▸ **Work to do**
Write out exactly the lines from the one with "Output a JSON" through the last line. Pictures stay out.
==== Data for this task
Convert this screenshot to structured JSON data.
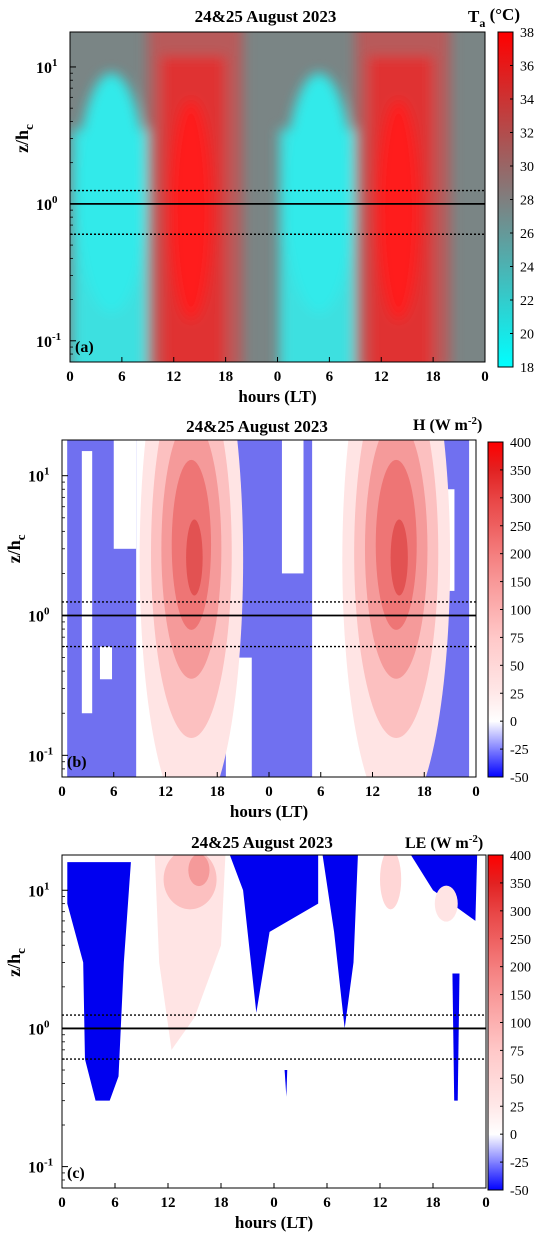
{
  "chart_data": [
    {
      "type": "heatmap",
      "panel_label": "(a)",
      "title": "24&25 August 2023",
      "xlabel": "hours (LT)",
      "ylabel": "z/hc",
      "ylabel_main": "z/h",
      "ylabel_sub": "c",
      "y_scale": "log",
      "ylim": [
        0.07,
        18
      ],
      "xlim": [
        0,
        48
      ],
      "x_ticks": [
        0,
        6,
        12,
        18,
        24,
        30,
        36,
        42,
        48
      ],
      "x_tick_labels": [
        "0",
        "6",
        "12",
        "18",
        "0",
        "6",
        "12",
        "18",
        "0"
      ],
      "y_ticks": [
        0.1,
        1,
        10
      ],
      "y_tick_labels": [
        "10",
        "10",
        "10"
      ],
      "y_tick_exponents": [
        "-1",
        "0",
        "1"
      ],
      "reference_lines": [
        {
          "value": 1.0,
          "style": "solid"
        },
        {
          "value": 1.25,
          "style": "dotted"
        },
        {
          "value": 0.6,
          "style": "dotted"
        }
      ],
      "colorbar": {
        "label": "Ta (°C)",
        "label_main": "T",
        "label_sub": "a",
        "label_units": " (°C)",
        "min": 18,
        "max": 38,
        "ticks": [
          18,
          20,
          22,
          24,
          26,
          28,
          30,
          32,
          34,
          36,
          38
        ],
        "tick_labels": [
          "18",
          "20",
          "22",
          "24",
          "26",
          "28",
          "30",
          "32",
          "34",
          "36",
          "38"
        ],
        "colors": [
          "#00ffff",
          "#7f7f7f",
          "#ff0000"
        ]
      },
      "field_description": "cool (~19-22) before dawn and around 00-08 LT, hot (~36-38) at 12-17 LT in the canopy layer, both days"
    },
    {
      "type": "heatmap",
      "panel_label": "(b)",
      "title": "24&25 August 2023",
      "xlabel": "hours (LT)",
      "ylabel": "z/hc",
      "ylabel_main": "z/h",
      "ylabel_sub": "c",
      "y_scale": "log",
      "ylim": [
        0.07,
        18
      ],
      "xlim": [
        0,
        48
      ],
      "x_ticks": [
        0,
        6,
        12,
        18,
        24,
        30,
        36,
        42,
        48
      ],
      "x_tick_labels": [
        "0",
        "6",
        "12",
        "18",
        "0",
        "6",
        "12",
        "18",
        "0"
      ],
      "y_ticks": [
        0.1,
        1,
        10
      ],
      "y_tick_labels": [
        "10",
        "10",
        "10"
      ],
      "y_tick_exponents": [
        "-1",
        "0",
        "1"
      ],
      "reference_lines": [
        {
          "value": 1.0,
          "style": "solid"
        },
        {
          "value": 1.25,
          "style": "dotted"
        },
        {
          "value": 0.6,
          "style": "dotted"
        }
      ],
      "colorbar": {
        "label": "H (W m-2)",
        "label_main": "H (W m",
        "label_sup": "-2",
        "label_close": ")",
        "levels": [
          -50,
          -25,
          0,
          25,
          50,
          75,
          100,
          150,
          200,
          250,
          300,
          350,
          400
        ],
        "ticks": [
          -50,
          -25,
          0,
          25,
          50,
          75,
          100,
          150,
          200,
          250,
          300,
          350,
          400
        ],
        "tick_labels": [
          "-50",
          "-25",
          "0",
          "25",
          "50",
          "75",
          "100",
          "150",
          "200",
          "250",
          "300",
          "350",
          "400"
        ],
        "colors": [
          "#0000ff",
          "#ffffff",
          "#ff0000"
        ]
      },
      "field_description": "negative (~-25) at night, positive up to ~300 W m-2 around 12-16 LT, peak near z/hc 2-3"
    },
    {
      "type": "heatmap",
      "panel_label": "(c)",
      "title": "24&25 August 2023",
      "xlabel": "hours (LT)",
      "ylabel": "z/hc",
      "ylabel_main": "z/h",
      "ylabel_sub": "c",
      "y_scale": "log",
      "ylim": [
        0.07,
        18
      ],
      "xlim": [
        0,
        48
      ],
      "x_ticks": [
        0,
        6,
        12,
        18,
        24,
        30,
        36,
        42,
        48
      ],
      "x_tick_labels": [
        "0",
        "6",
        "12",
        "18",
        "0",
        "6",
        "12",
        "18",
        "0"
      ],
      "y_ticks": [
        0.1,
        1,
        10
      ],
      "y_tick_labels": [
        "10",
        "10",
        "10"
      ],
      "y_tick_exponents": [
        "-1",
        "0",
        "1"
      ],
      "reference_lines": [
        {
          "value": 1.0,
          "style": "solid"
        },
        {
          "value": 1.25,
          "style": "dotted"
        },
        {
          "value": 0.6,
          "style": "dotted"
        }
      ],
      "colorbar": {
        "label": "LE (W m-2)",
        "label_main": "LE (W m",
        "label_sup": "-2",
        "label_close": ")",
        "levels": [
          -50,
          -25,
          0,
          25,
          50,
          75,
          100,
          150,
          200,
          250,
          300,
          350,
          400
        ],
        "ticks": [
          -50,
          -25,
          0,
          25,
          50,
          75,
          100,
          150,
          200,
          250,
          300,
          350,
          400
        ],
        "tick_labels": [
          "-50",
          "-25",
          "0",
          "25",
          "50",
          "75",
          "100",
          "150",
          "200",
          "250",
          "300",
          "350",
          "400"
        ],
        "colors": [
          "#0000ff",
          "#ffffff",
          "#ff0000"
        ]
      },
      "field_description": "mostly near zero; negative patches in early morning and upper levels, weak positive (~50-100) above canopy at midday"
    }
  ]
}
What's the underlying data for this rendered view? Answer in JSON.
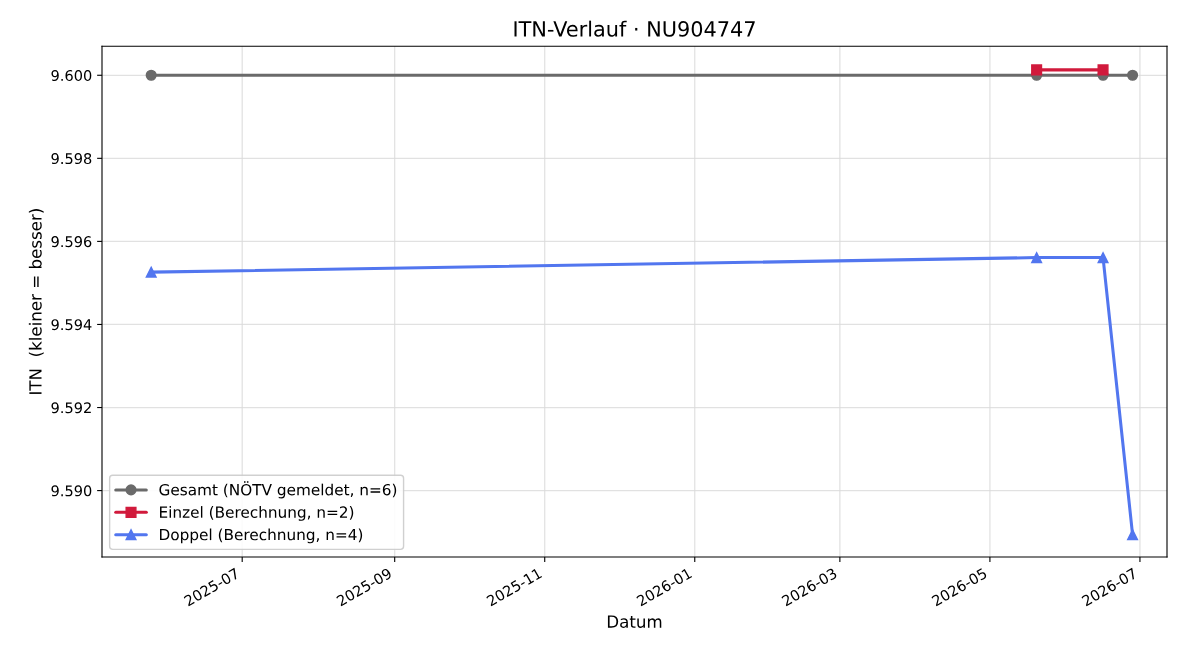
{
  "chart_data": {
    "type": "line",
    "title": "ITN-Verlauf · NU904747",
    "xlabel": "Datum",
    "ylabel": "ITN  (kleiner = besser)",
    "series": [
      {
        "name": "Gesamt (NÖTV gemeldet, n=6)",
        "color": "#6a6a6a",
        "marker": "circle",
        "x": [
          "2025-05-25",
          "2026-05-20",
          "2026-06-16",
          "2026-06-28"
        ],
        "values": [
          9.6,
          9.6,
          9.6,
          9.6
        ]
      },
      {
        "name": "Einzel (Berechnung, n=2)",
        "color": "#d11a3c",
        "marker": "square",
        "x": [
          "2026-05-20",
          "2026-06-16"
        ],
        "values": [
          9.60013,
          9.60013
        ]
      },
      {
        "name": "Doppel (Berechnung, n=4)",
        "color": "#5276ef",
        "marker": "triangle",
        "x": [
          "2025-05-25",
          "2026-05-20",
          "2026-06-16",
          "2026-06-28"
        ],
        "values": [
          9.59526,
          9.59561,
          9.59561,
          9.58894
        ]
      }
    ],
    "xlim": [
      "2025-05-05",
      "2026-07-12"
    ],
    "xticks": [
      "2025-07",
      "2025-09",
      "2025-11",
      "2026-01",
      "2026-03",
      "2026-05",
      "2026-07"
    ],
    "ylim": [
      9.5884,
      9.6007
    ],
    "yticks": [
      {
        "value": 9.59,
        "label": "9.590"
      },
      {
        "value": 9.592,
        "label": "9.592"
      },
      {
        "value": 9.594,
        "label": "9.594"
      },
      {
        "value": 9.596,
        "label": "9.596"
      },
      {
        "value": 9.598,
        "label": "9.598"
      },
      {
        "value": 9.6,
        "label": "9.600"
      }
    ],
    "grid": true,
    "legend": "bottom left",
    "line_style": "solid"
  }
}
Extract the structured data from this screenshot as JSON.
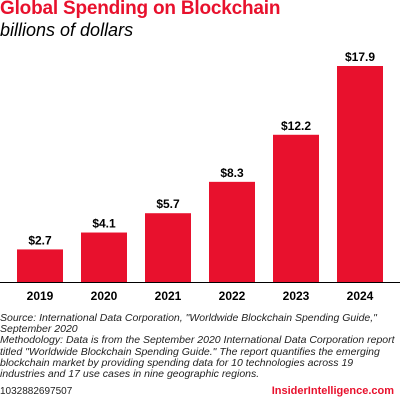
{
  "header": {
    "title": "Global Spending on Blockchain",
    "subtitle": "billions of dollars"
  },
  "chart_data": {
    "type": "bar",
    "title": "Global Spending on Blockchain",
    "subtitle": "billions of dollars",
    "categories": [
      "2019",
      "2020",
      "2021",
      "2022",
      "2023",
      "2024"
    ],
    "values": [
      2.7,
      4.1,
      5.7,
      8.3,
      12.2,
      17.9
    ],
    "value_labels": [
      "$2.7",
      "$4.1",
      "$5.7",
      "$8.3",
      "$12.2",
      "$17.9"
    ],
    "xlabel": "",
    "ylabel": "",
    "ylim": [
      0,
      17.9
    ],
    "grid": false,
    "bar_color": "#e8112d"
  },
  "footer": {
    "source": "Source: International Data Corporation, \"Worldwide Blockchain Spending Guide,\" September 2020",
    "methodology": "Methodology: Data is from the September 2020 International Data Corporation report titled \"Worldwide Blockchain Spending Guide.\" The report quantifies the emerging blockchain market by providing spending data for 10 technologies across 19 industries and 17 use cases in nine geographic regions.",
    "chart_id": "1032882697507",
    "brand": "InsiderIntelligence.com"
  },
  "colors": {
    "accent": "#e8112d",
    "text": "#000000"
  }
}
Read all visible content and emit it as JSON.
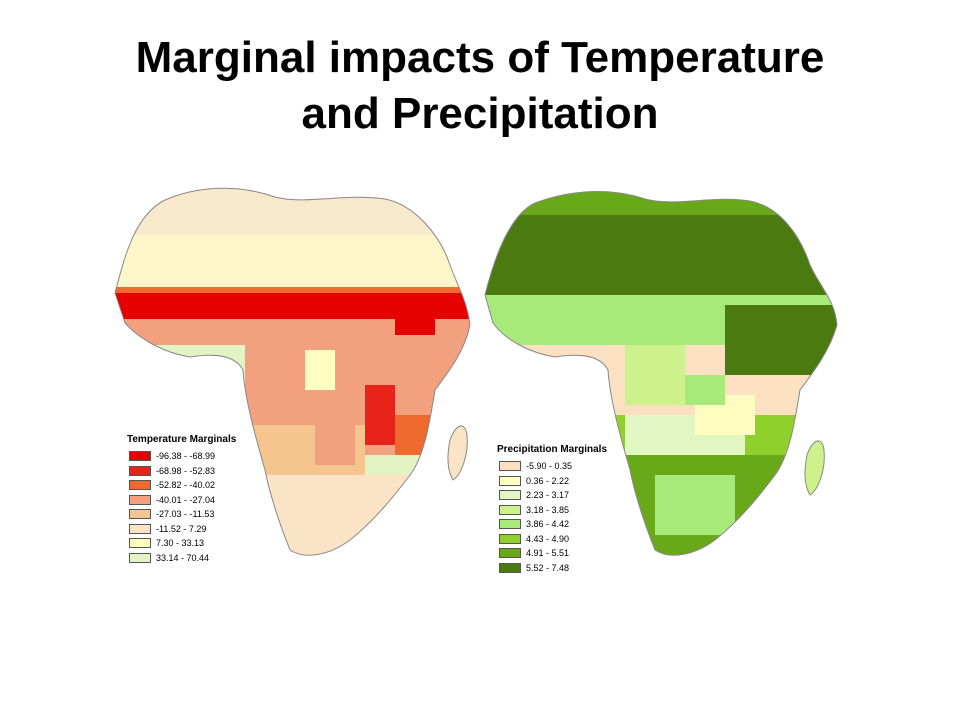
{
  "title": {
    "line1": "Marginal impacts of Temperature",
    "line2": "and Precipitation"
  },
  "maps": {
    "temperature": {
      "legend_title": "Temperature Marginals",
      "classes": [
        {
          "label": "-96.38 - -68.99",
          "color": "#e60000"
        },
        {
          "label": "-68.98 - -52.83",
          "color": "#e8231a"
        },
        {
          "label": "-52.82 - -40.02",
          "color": "#ee6a2f"
        },
        {
          "label": "-40.01 - -27.04",
          "color": "#f3a07f"
        },
        {
          "label": "-27.03 - -11.53",
          "color": "#f6c48e"
        },
        {
          "label": "-11.52 - 7.29",
          "color": "#fbe3c6"
        },
        {
          "label": "7.30 - 33.13",
          "color": "#fffcc0"
        },
        {
          "label": "33.14 - 70.44",
          "color": "#e3f3c4"
        }
      ]
    },
    "precipitation": {
      "legend_title": "Precipitation Marginals",
      "classes": [
        {
          "label": "-5.90 - 0.35",
          "color": "#fbe0c2"
        },
        {
          "label": "0.36 - 2.22",
          "color": "#fffcc0"
        },
        {
          "label": "2.23 - 3.17",
          "color": "#e2f6c2"
        },
        {
          "label": "3.18 - 3.85",
          "color": "#cdf28c"
        },
        {
          "label": "3.86 - 4.42",
          "color": "#a8ea7a"
        },
        {
          "label": "4.43 - 4.90",
          "color": "#8fd02c"
        },
        {
          "label": "4.91 - 5.51",
          "color": "#69a818"
        },
        {
          "label": "5.52 - 7.48",
          "color": "#4a7a10"
        }
      ]
    }
  }
}
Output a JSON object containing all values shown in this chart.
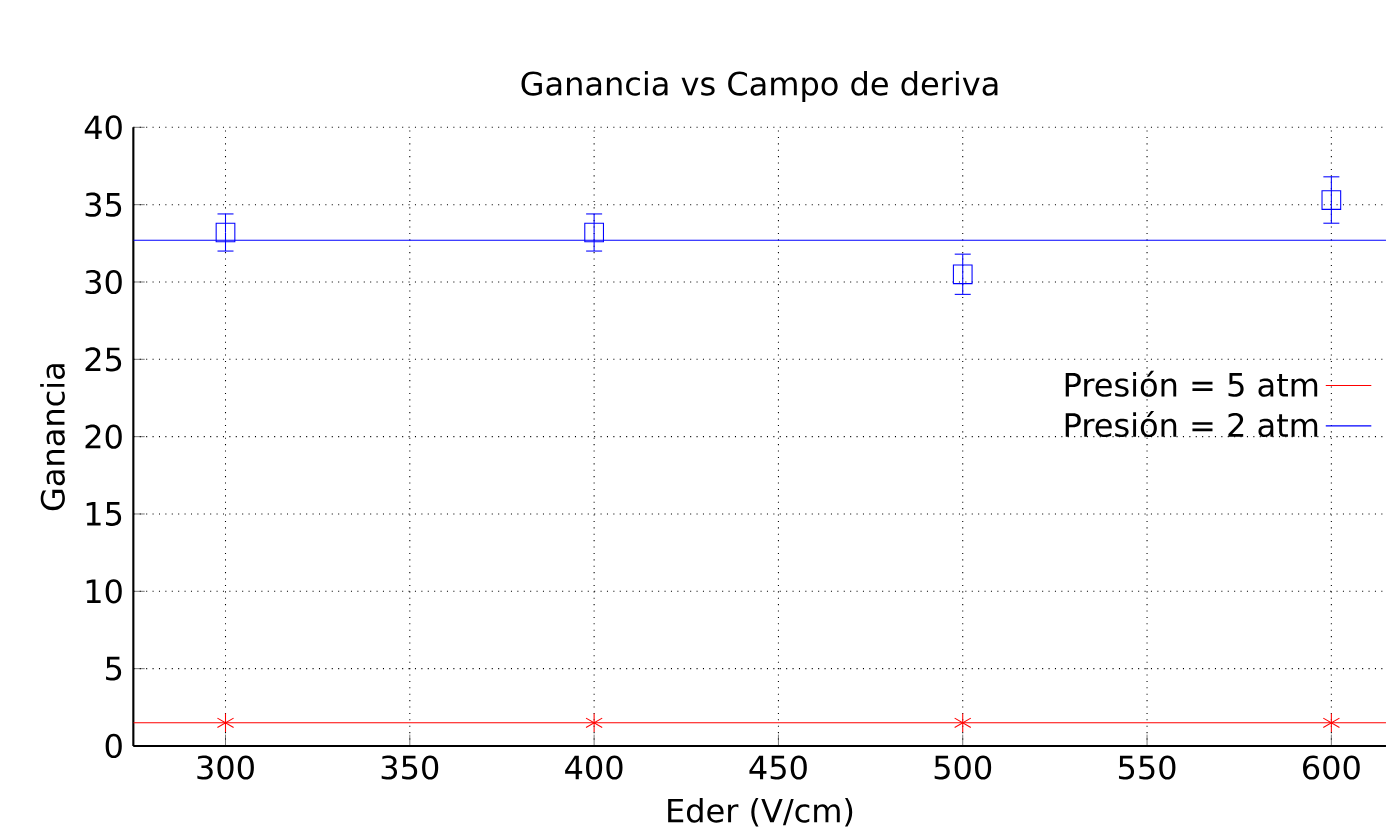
{
  "chart_data": {
    "type": "scatter",
    "title": "Ganancia vs Campo de deriva",
    "xlabel": "Eder (V/cm)",
    "ylabel": "Ganancia",
    "xlim": [
      275,
      615
    ],
    "xticks": [
      300,
      350,
      400,
      450,
      500,
      550,
      600
    ],
    "ylim": [
      0,
      40
    ],
    "yticks": [
      0,
      5,
      10,
      15,
      20,
      25,
      30,
      35,
      40
    ],
    "grid": true,
    "legend": "right",
    "series": [
      {
        "type": "line",
        "name": "Presión = 5 atm",
        "color": "#ff0000",
        "x": [
          275,
          615
        ],
        "values": [
          1.5,
          1.5
        ],
        "marker": "none"
      },
      {
        "type": "line",
        "name": "Presión = 2 atm",
        "color": "#0000ff",
        "x": [
          275,
          615
        ],
        "values": [
          32.7,
          32.7
        ],
        "marker": "none"
      },
      {
        "type": "scatter",
        "color": "#ff0000",
        "x": [
          300,
          400,
          500,
          600
        ],
        "values": [
          1.5,
          1.5,
          1.5,
          1.5
        ],
        "marker": "cross"
      },
      {
        "type": "scatter",
        "color": "#0000ff",
        "x": [
          300,
          400,
          500,
          600
        ],
        "values": [
          33.2,
          33.2,
          30.5,
          35.3
        ],
        "errors": [
          1.2,
          1.2,
          1.3,
          1.5
        ],
        "marker": "square"
      }
    ]
  }
}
========
▸ **Final result**
Output a JSON object containing all values shown in this chart.
{
  "chart_data": {
    "type": "scatter",
    "title": "Ganancia vs Campo de deriva",
    "xlabel": "Eder (V/cm)",
    "ylabel": "Ganancia",
    "xlim": [
      275,
      615
    ],
    "xticks": [
      300,
      350,
      400,
      450,
      500,
      550,
      600
    ],
    "ylim": [
      0,
      40
    ],
    "yticks": [
      0,
      5,
      10,
      15,
      20,
      25,
      30,
      35,
      40
    ],
    "grid": true,
    "legend": "right",
    "series": [
      {
        "type": "line",
        "name": "Presión = 5 atm",
        "color": "#ff0000",
        "x": [
          275,
          615
        ],
        "values": [
          1.5,
          1.5
        ],
        "marker": "none"
      },
      {
        "type": "line",
        "name": "Presión = 2 atm",
        "color": "#0000ff",
        "x": [
          275,
          615
        ],
        "values": [
          32.7,
          32.7
        ],
        "marker": "none"
      },
      {
        "type": "scatter",
        "color": "#ff0000",
        "x": [
          300,
          400,
          500,
          600
        ],
        "values": [
          1.5,
          1.5,
          1.5,
          1.5
        ],
        "marker": "cross"
      },
      {
        "type": "scatter",
        "color": "#0000ff",
        "x": [
          300,
          400,
          500,
          600
        ],
        "values": [
          33.2,
          33.2,
          30.5,
          35.3
        ],
        "errors": [
          1.2,
          1.2,
          1.3,
          1.5
        ],
        "marker": "square"
      }
    ]
  }
}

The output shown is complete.